§ Set problem
Transcribe the records in full, keeping every character as it is.

§ Given data
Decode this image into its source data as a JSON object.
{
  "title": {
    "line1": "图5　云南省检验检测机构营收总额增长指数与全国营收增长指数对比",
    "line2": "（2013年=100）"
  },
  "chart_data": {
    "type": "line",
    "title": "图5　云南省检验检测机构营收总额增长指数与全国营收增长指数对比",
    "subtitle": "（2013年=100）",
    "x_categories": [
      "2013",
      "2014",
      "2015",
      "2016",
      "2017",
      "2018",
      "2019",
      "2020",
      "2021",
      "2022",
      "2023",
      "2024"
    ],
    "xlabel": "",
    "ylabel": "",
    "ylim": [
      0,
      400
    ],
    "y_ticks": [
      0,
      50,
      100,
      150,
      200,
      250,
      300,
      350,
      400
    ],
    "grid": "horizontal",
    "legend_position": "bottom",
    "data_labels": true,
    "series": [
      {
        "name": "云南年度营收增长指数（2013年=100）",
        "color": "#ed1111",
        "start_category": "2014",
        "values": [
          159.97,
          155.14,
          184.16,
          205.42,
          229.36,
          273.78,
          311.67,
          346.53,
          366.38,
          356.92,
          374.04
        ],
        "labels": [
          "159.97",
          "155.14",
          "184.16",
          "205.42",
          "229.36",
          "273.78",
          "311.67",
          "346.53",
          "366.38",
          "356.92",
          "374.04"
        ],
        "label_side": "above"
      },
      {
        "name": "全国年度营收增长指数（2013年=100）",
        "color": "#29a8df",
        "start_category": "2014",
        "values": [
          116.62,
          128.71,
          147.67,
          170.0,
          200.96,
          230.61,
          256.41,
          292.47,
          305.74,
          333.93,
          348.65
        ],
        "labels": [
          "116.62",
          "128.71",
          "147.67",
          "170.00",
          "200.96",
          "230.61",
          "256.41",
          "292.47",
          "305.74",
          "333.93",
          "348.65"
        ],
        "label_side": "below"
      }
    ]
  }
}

§ Final result
Decode this image into its source data as a JSON object.
{
  "title": {
    "line1": "图5　云南省检验检测机构营收总额增长指数与全国营收增长指数对比",
    "line2": "（2013年=100）"
  },
  "chart_data": {
    "type": "line",
    "title": "图5　云南省检验检测机构营收总额增长指数与全国营收增长指数对比",
    "subtitle": "（2013年=100）",
    "x_categories": [
      "2013",
      "2014",
      "2015",
      "2016",
      "2017",
      "2018",
      "2019",
      "2020",
      "2021",
      "2022",
      "2023",
      "2024"
    ],
    "xlabel": "",
    "ylabel": "",
    "ylim": [
      0,
      400
    ],
    "y_ticks": [
      0,
      50,
      100,
      150,
      200,
      250,
      300,
      350,
      400
    ],
    "grid": "horizontal",
    "legend_position": "bottom",
    "data_labels": true,
    "series": [
      {
        "name": "云南年度营收增长指数（2013年=100）",
        "color": "#ed1111",
        "start_category": "2014",
        "values": [
          159.97,
          155.14,
          184.16,
          205.42,
          229.36,
          273.78,
          311.67,
          346.53,
          366.38,
          356.92,
          374.04
        ],
        "labels": [
          "159.97",
          "155.14",
          "184.16",
          "205.42",
          "229.36",
          "273.78",
          "311.67",
          "346.53",
          "366.38",
          "356.92",
          "374.04"
        ],
        "label_side": "above"
      },
      {
        "name": "全国年度营收增长指数（2013年=100）",
        "color": "#29a8df",
        "start_category": "2014",
        "values": [
          116.62,
          128.71,
          147.67,
          170.0,
          200.96,
          230.61,
          256.41,
          292.47,
          305.74,
          333.93,
          348.65
        ],
        "labels": [
          "116.62",
          "128.71",
          "147.67",
          "170.00",
          "200.96",
          "230.61",
          "256.41",
          "292.47",
          "305.74",
          "333.93",
          "348.65"
        ],
        "label_side": "below"
      }
    ]
  }
}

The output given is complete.